In the entries that follow, count each line containing "建设大道" and state the total, nothing more.

(Extracted data entries)

* start *

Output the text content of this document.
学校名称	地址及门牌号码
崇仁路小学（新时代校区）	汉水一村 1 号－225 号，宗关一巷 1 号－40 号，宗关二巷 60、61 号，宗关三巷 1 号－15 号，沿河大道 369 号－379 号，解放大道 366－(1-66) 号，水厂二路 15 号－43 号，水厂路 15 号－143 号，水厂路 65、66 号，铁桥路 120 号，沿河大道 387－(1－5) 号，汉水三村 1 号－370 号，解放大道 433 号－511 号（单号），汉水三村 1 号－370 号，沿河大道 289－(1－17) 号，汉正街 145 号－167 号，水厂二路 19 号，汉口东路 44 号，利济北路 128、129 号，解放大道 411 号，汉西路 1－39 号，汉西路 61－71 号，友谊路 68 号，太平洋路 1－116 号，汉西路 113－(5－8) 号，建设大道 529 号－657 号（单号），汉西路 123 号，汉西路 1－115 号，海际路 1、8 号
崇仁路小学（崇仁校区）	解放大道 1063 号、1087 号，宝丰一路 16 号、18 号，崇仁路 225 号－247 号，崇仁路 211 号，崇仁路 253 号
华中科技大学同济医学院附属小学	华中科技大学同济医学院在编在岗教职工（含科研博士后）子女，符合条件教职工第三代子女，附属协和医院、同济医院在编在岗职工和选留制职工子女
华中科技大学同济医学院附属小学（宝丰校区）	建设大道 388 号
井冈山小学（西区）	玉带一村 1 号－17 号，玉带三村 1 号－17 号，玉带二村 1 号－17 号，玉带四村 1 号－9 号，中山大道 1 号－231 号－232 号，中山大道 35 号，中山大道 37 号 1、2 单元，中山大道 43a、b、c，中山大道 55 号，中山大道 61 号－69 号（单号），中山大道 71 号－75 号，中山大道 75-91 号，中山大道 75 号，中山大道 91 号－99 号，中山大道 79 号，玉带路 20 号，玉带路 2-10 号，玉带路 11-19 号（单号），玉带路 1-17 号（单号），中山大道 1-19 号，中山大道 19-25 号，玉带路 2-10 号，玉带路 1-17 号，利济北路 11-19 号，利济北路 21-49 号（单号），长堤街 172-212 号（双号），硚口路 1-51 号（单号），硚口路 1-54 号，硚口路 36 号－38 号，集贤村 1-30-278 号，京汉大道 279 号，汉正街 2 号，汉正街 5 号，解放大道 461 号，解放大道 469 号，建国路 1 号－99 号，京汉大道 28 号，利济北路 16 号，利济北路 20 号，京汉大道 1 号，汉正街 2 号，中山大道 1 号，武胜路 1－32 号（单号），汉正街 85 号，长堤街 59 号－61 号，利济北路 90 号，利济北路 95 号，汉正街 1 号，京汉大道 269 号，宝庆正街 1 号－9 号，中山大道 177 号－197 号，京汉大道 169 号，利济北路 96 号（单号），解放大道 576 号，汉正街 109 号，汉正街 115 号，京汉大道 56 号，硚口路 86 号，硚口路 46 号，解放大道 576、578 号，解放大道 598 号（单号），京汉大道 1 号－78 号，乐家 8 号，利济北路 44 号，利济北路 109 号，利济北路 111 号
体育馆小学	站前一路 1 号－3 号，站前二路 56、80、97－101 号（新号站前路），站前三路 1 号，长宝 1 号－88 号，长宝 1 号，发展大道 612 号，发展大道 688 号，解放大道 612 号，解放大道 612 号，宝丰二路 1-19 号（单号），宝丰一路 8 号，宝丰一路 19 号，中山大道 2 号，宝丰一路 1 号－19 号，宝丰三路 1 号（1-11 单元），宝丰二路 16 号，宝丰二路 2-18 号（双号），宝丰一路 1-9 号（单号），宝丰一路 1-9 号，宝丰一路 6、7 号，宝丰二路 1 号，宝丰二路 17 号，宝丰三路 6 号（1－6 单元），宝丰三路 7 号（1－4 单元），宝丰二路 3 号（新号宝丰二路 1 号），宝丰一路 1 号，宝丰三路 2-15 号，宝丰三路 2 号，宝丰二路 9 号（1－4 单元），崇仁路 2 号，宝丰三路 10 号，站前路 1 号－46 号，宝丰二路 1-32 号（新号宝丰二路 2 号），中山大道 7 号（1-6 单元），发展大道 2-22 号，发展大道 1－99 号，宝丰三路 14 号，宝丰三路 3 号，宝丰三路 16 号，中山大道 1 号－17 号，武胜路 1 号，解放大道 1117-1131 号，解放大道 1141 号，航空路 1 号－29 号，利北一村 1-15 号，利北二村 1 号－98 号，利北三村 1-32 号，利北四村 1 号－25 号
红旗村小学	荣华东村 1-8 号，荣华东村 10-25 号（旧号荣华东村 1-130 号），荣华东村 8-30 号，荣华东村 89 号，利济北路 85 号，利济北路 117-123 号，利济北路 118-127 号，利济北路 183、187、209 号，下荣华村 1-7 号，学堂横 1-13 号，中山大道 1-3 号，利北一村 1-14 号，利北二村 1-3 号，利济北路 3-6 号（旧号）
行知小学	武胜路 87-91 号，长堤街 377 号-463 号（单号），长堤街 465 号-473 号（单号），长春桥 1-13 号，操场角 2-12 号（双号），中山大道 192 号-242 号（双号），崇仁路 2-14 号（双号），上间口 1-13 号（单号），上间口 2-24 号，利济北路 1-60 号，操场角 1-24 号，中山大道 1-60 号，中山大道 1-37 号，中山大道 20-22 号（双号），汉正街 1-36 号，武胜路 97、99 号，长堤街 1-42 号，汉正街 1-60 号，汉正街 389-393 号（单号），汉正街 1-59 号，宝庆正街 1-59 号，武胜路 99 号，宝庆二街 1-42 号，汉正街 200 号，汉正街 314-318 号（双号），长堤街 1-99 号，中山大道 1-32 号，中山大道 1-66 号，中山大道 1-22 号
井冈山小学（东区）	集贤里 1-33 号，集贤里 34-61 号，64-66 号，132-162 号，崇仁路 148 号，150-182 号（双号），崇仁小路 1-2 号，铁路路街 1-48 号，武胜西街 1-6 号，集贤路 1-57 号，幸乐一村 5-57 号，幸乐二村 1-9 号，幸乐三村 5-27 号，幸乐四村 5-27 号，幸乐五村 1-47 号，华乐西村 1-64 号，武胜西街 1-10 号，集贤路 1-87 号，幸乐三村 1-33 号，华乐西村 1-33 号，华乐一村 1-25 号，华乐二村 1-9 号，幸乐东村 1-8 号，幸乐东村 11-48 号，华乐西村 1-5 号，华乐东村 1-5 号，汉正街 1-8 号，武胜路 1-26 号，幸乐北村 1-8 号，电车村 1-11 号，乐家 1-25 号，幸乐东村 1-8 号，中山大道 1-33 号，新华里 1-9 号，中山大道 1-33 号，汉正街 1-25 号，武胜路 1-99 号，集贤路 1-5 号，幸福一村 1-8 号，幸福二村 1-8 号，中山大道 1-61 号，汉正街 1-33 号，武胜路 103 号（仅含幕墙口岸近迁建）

* end *

**FULL ANSWER:**
2